→ **SET PROBLEM**:
Report the count of lines containing the word "Aristotela" in the entries below, and nothing more.

(Recorded data)

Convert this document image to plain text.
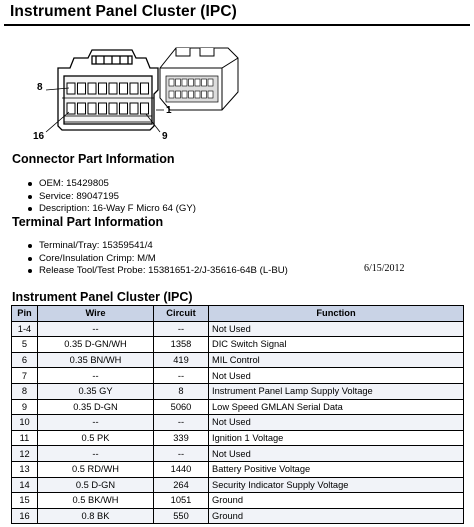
Instrument Panel Cluster (IPC)
8
1
16	9
Connector Part Information
OEM: 15429805
Service: 89047195
Description: 16-Way F Micro 64 (GY)
Terminal Part Information
Terminal/Tray: 15359541/4
Core/Insulation Crimp: M/M
Release Tool/Test Probe: 15381651-2/J-35616-64B (L-BU)	6/15/2012
Instrument Panel Cluster (IPC)
Pin	Wire	Circuit	Function
1-4	--	--	Not Used
5	0.35 D-GN/WH	1358	DIC Switch Signal
6	0.35 BN/WH	419	MIL Control
7	--	--	Not Used
8	0.35 GY	8	Instrument Panel Lamp Supply Voltage
9	0.35 D-GN	5060	Low Speed GMLAN Serial Data
10	--	--	Not Used
11	0.5 PK	339	Ignition 1 Voltage
12	--	--	Not Used
13	0.5 RD/WH	1440	Battery Positive Voltage
14	0.5 D-GN	264	Security Indicator Supply Voltage
15	0.5 BK/WH	1051	Ground
16	0.8 BK	550	Ground
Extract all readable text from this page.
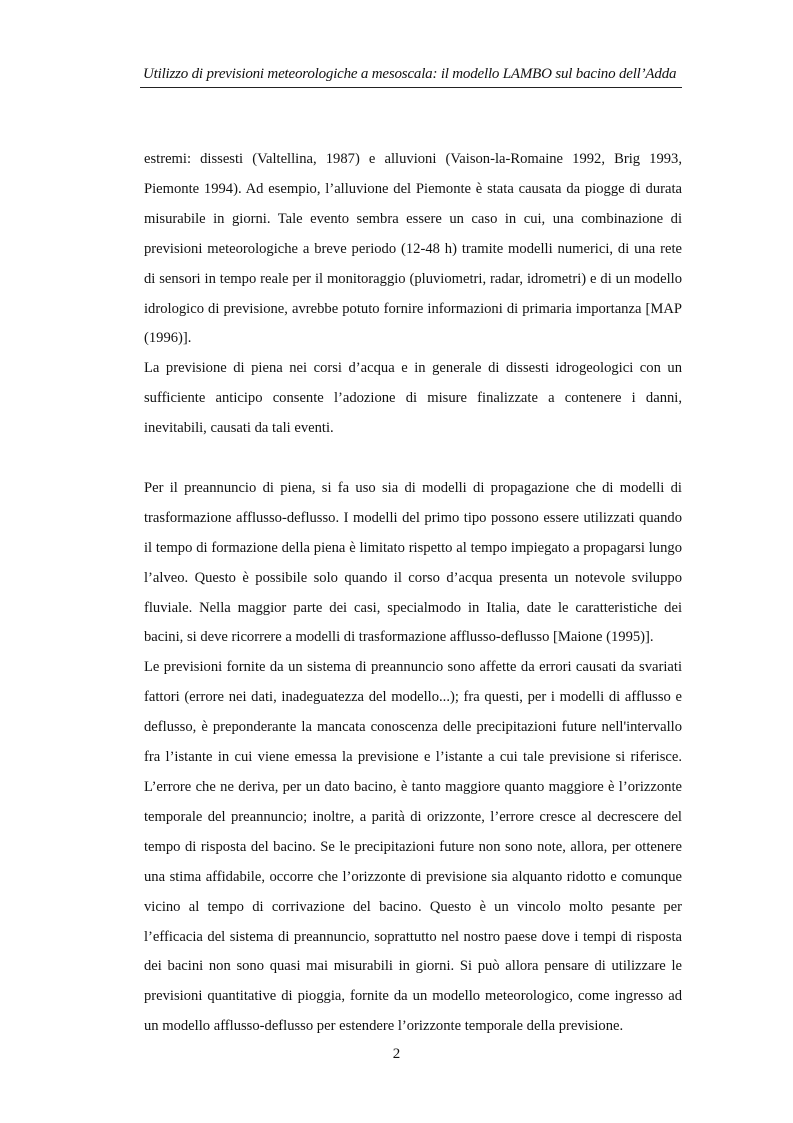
Utilizzo di previsioni meteorologiche a mesoscala: il modello LAMBO sul bacino dell’Adda

estremi: dissesti (Valtellina, 1987) e alluvioni (Vaison-la-Romaine 1992, Brig 1993, Piemonte 1994). Ad esempio, l’alluvione del Piemonte è stata causata da piogge di durata misurabile in giorni. Tale evento sembra essere un caso in cui, una combinazione di previsioni meteorologiche a breve periodo (12-48 h) tramite modelli numerici, di una rete di sensori in tempo reale per il monitoraggio (pluviometri, radar, idrometri) e di un modello idrologico di previsione, avrebbe potuto fornire informazioni di primaria importanza [MAP (1996)].

La previsione di piena nei corsi d’acqua e in generale di dissesti idrogeologici con un sufficiente anticipo consente l’adozione di misure finalizzate a contenere i danni, inevitabili, causati da tali eventi.

Per il preannuncio di piena, si fa uso sia di modelli di propagazione che di modelli di trasformazione afflusso-deflusso. I modelli del primo tipo possono essere utilizzati quando il tempo di formazione della piena è limitato rispetto al tempo impiegato a propagarsi lungo l’alveo. Questo è possibile solo quando il corso d’acqua presenta un notevole sviluppo fluviale. Nella maggior parte dei casi, specialmodo in Italia, date le caratteristiche dei bacini, si deve ricorrere a modelli di trasformazione afflusso-deflusso [Maione (1995)].

Le previsioni fornite da un sistema di preannuncio sono affette da errori causati da svariati fattori (errore nei dati, inadeguatezza del modello...); fra questi, per i modelli di afflusso e deflusso, è preponderante la mancata conoscenza delle precipitazioni future nell'intervallo fra l’istante in cui viene emessa la previsione e l’istante a cui tale previsione si riferisce. L’errore che ne deriva, per un dato bacino, è tanto maggiore quanto maggiore è l’orizzonte temporale del preannuncio; inoltre, a parità di orizzonte, l’errore cresce al decrescere del tempo di risposta del bacino. Se le precipitazioni future non sono note, allora, per ottenere una stima affidabile, occorre che l’orizzonte di previsione sia alquanto ridotto e comunque vicino al tempo di corrivazione del bacino. Questo è un vincolo molto pesante per l’efficacia del sistema di preannuncio, soprattutto nel nostro paese dove i tempi di risposta dei bacini non sono quasi mai misurabili in giorni. Si può allora pensare di utilizzare le previsioni quantitative di pioggia, fornite da un modello meteorologico, come ingresso ad un modello afflusso-deflusso per estendere l’orizzonte temporale della previsione.

2
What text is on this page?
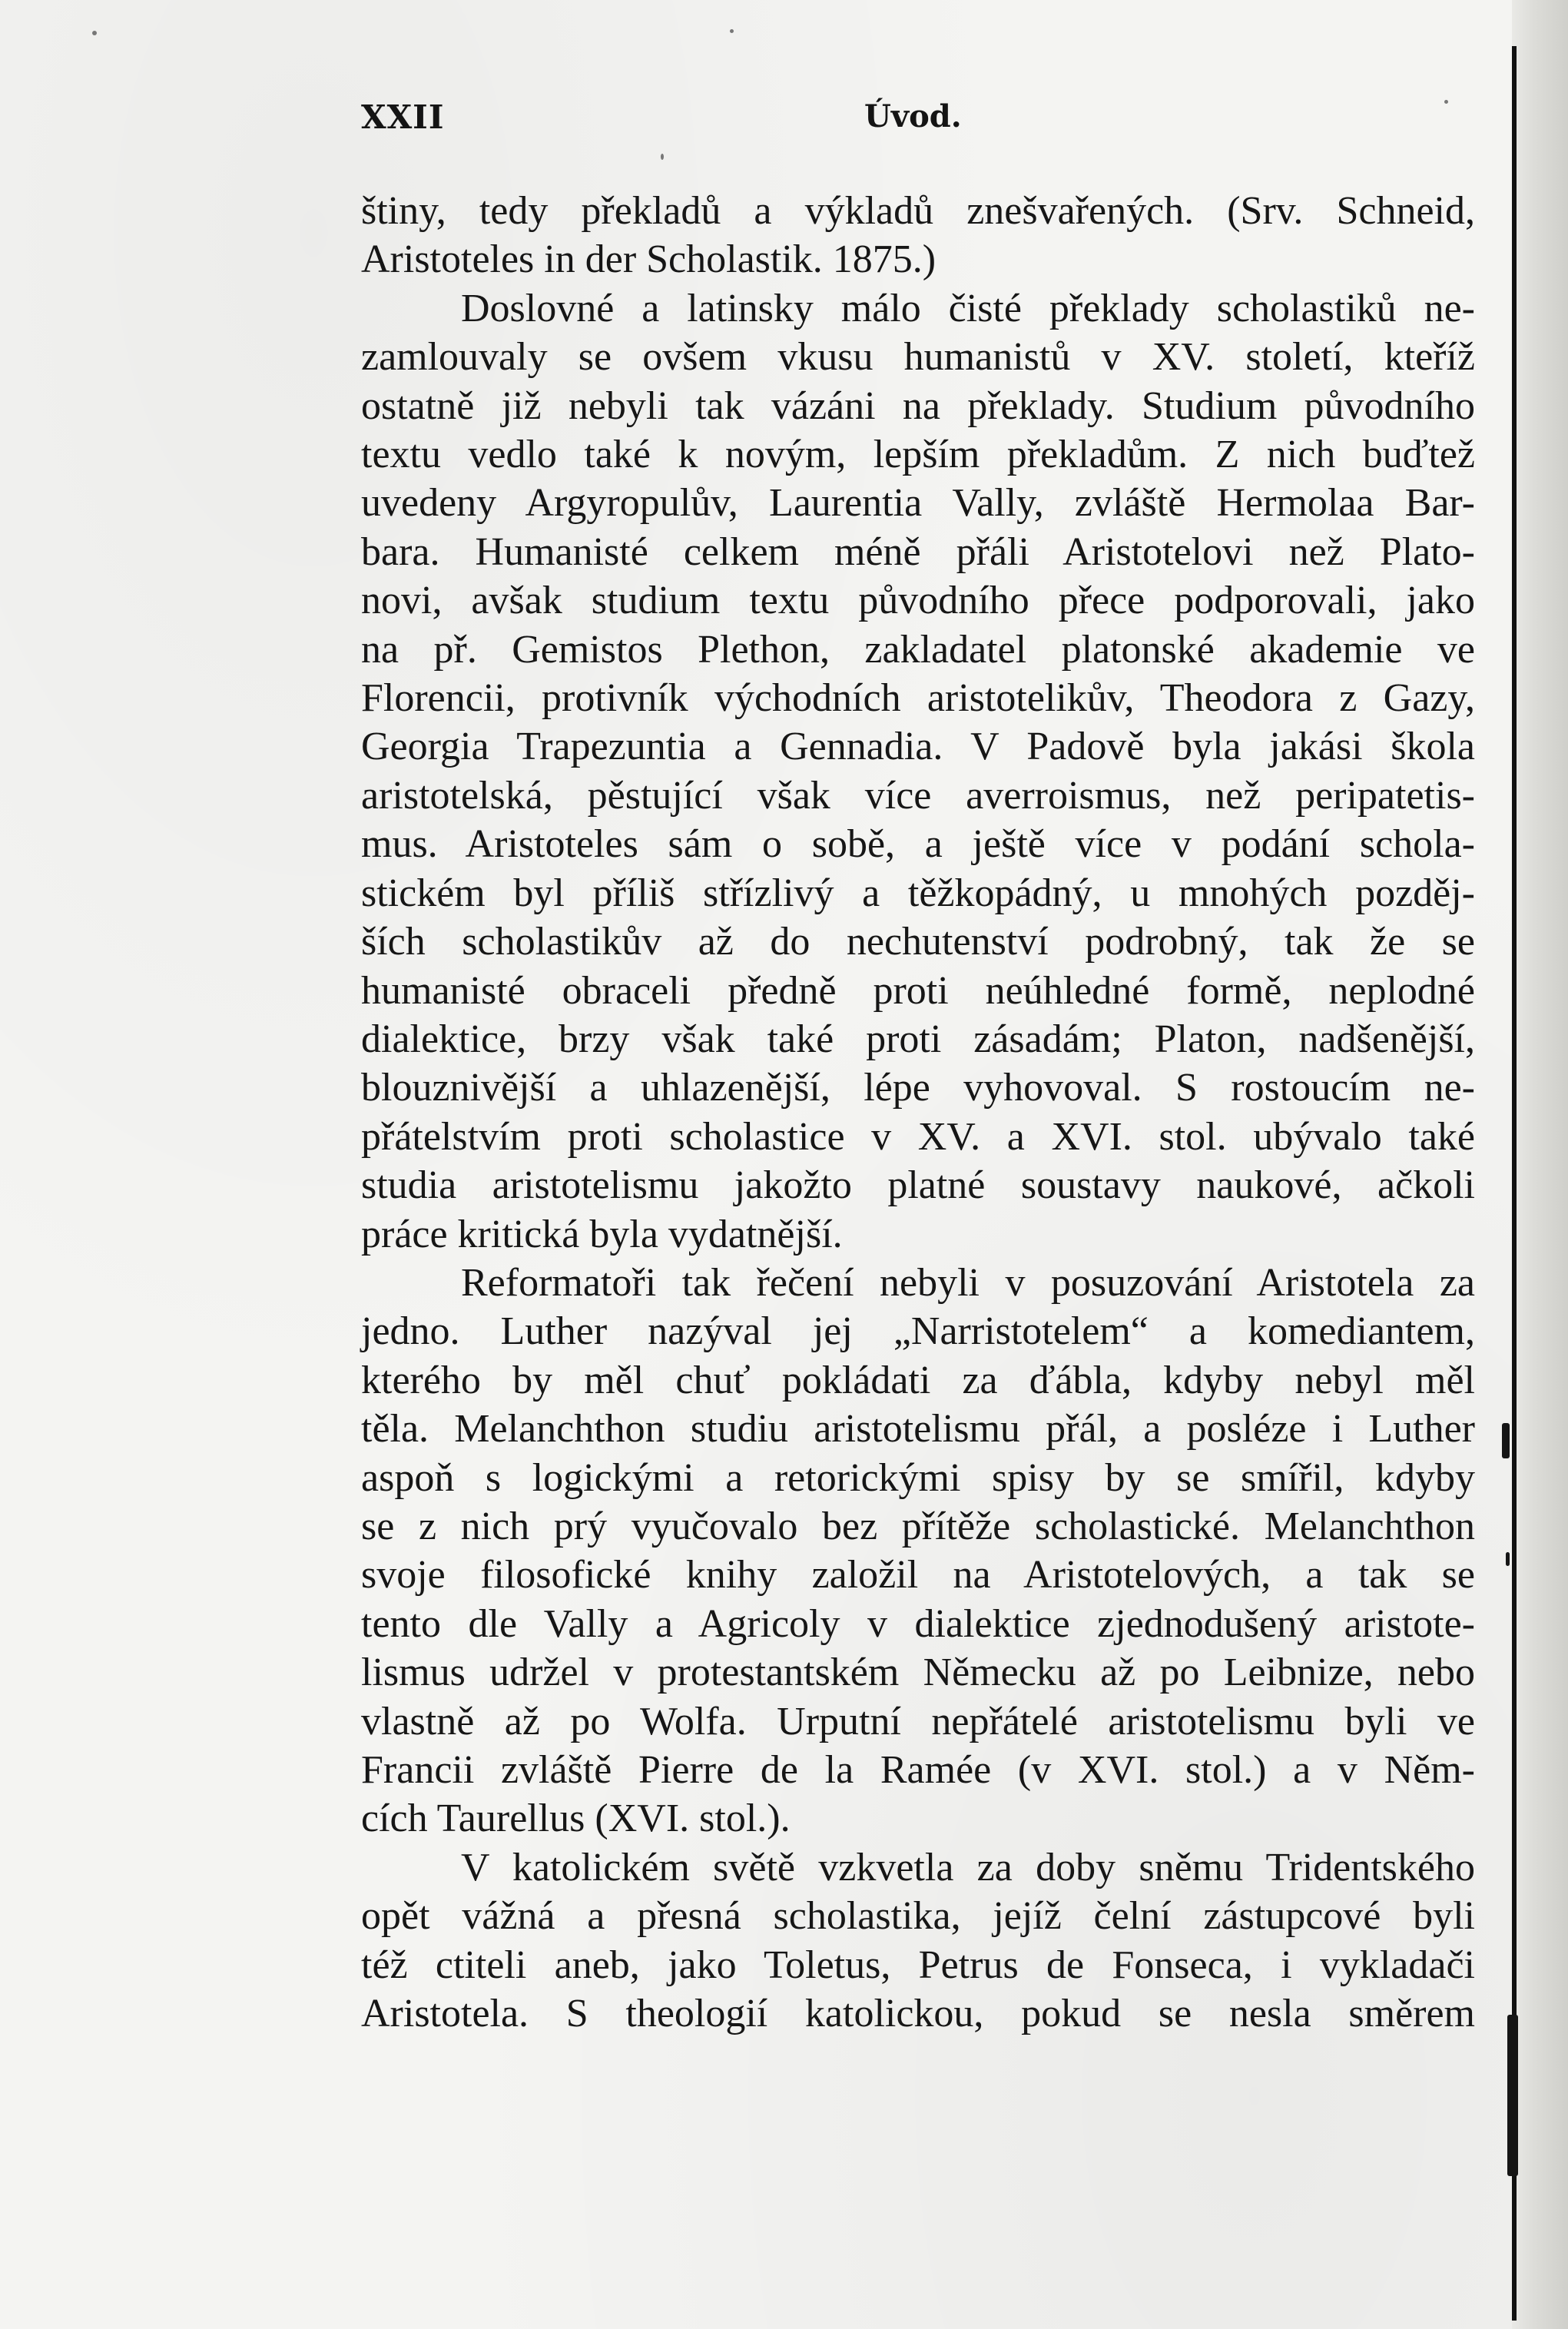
XXII	Úvod.

štiny, tedy překladů a výkladů znešvařených. (Srv. Schneid,
Aristoteles in der Scholastik. 1875.)

Doslovné a latinsky málo čisté překlady scholastiků ne-
zamlouvaly se ovšem vkusu humanistů v XV. století, kteříž
ostatně již nebyli tak vázáni na překlady. Studium původního
textu vedlo také k novým, lepším překladům. Z nich buďtež
uvedeny Argyropulův, Laurentia Vally, zvláště Hermolaa Bar-
bara. Humanisté celkem méně přáli Aristotelovi než Plato-
novi, avšak studium textu původního přece podporovali, jako
na př. Gemistos Plethon, zakladatel platonské akademie ve
Florencii, protivník východních aristotelikův, Theodora z Gazy,
Georgia Trapezuntia a Gennadia. V Padově byla jakási škola
aristotelská, pěstující však více averroismus, než peripatetis-
mus. Aristoteles sám o sobě, a ještě více v podání schola-
stickém byl příliš střízlivý a těžkopádný, u mnohých pozděj-
ších scholastikův až do nechutenství podrobný, tak že se
humanisté obraceli předně proti neúhledné formě, neplodné
dialektice, brzy však také proti zásadám; Platon, nadšenější,
blouznivější a uhlazenější, lépe vyhovoval. S rostoucím ne-
přátelstvím proti scholastice v XV. a XVI. stol. ubývalo také
studia aristotelismu jakožto platné soustavy naukové, ačkoli
práce kritická byla vydatnější.

Reformatoři tak řečení nebyli v posuzování Aristotela za
jedno. Luther nazýval jej „Narristotelem“ a komediantem,
kterého by měl chuť pokládati za ďábla, kdyby nebyl měl
těla. Melanchthon studiu aristotelismu přál, a posléze i Luther
aspoň s logickými a retorickými spisy by se smířil, kdyby
se z nich prý vyučovalo bez přítěže scholastické. Melanchthon
svoje filosofické knihy založil na Aristotelových, a tak se
tento dle Vally a Agricoly v dialektice zjednodušený aristote-
lismus udržel v protestantském Německu až po Leibnize, nebo
vlastně až po Wolfa. Urputní nepřátelé aristotelismu byli ve
Francii zvláště Pierre de la Ramée (v XVI. stol.) a v Něm-
cích Taurellus (XVI. stol.).

V katolickém světě vzkvetla za doby sněmu Tridentského
opět vážná a přesná scholastika, jejíž čelní zástupcové byli
též ctiteli aneb, jako Toletus, Petrus de Fonseca, i vykladači
Aristotela. S theologií katolickou, pokud se nesla směrem
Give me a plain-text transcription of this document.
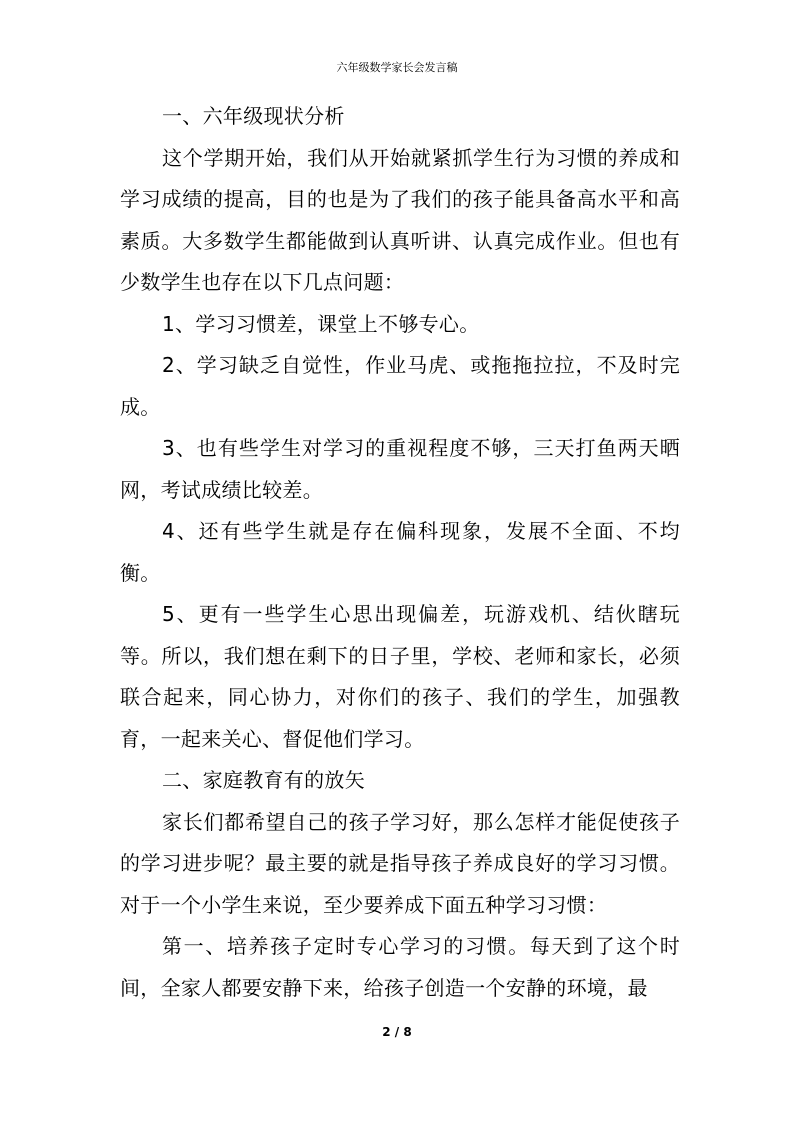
六年级数学家长会发言稿

一、六年级现状分析

这个学期开始，我们从开始就紧抓学生行为习惯的养成和学习成绩的提高，目的也是为了我们的孩子能具备高水平和高素质。大多数学生都能做到认真听讲、认真完成作业。但也有少数学生也存在以下几点问题：

1、学习习惯差，课堂上不够专心。

2、学习缺乏自觉性，作业马虎、或拖拖拉拉，不及时完成。

3、也有些学生对学习的重视程度不够，三天打鱼两天晒网，考试成绩比较差。

4、还有些学生就是存在偏科现象，发展不全面、不均衡。

5、更有一些学生心思出现偏差，玩游戏机、结伙瞎玩等。所以，我们想在剩下的日子里，学校、老师和家长，必须联合起来，同心协力，对你们的孩子、我们的学生，加强教育，一起来关心、督促他们学习。

二、家庭教育有的放矢

家长们都希望自己的孩子学习好，那么怎样才能促使孩子的学习进步呢？最主要的就是指导孩子养成良好的学习习惯。对于一个小学生来说，至少要养成下面五种学习习惯：

第一、培养孩子定时专心学习的习惯。每天到了这个时间，全家人都要安静下来，给孩子创造一个安静的环境，最

2 / 8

→ **EXERCISE ANSWER**:
2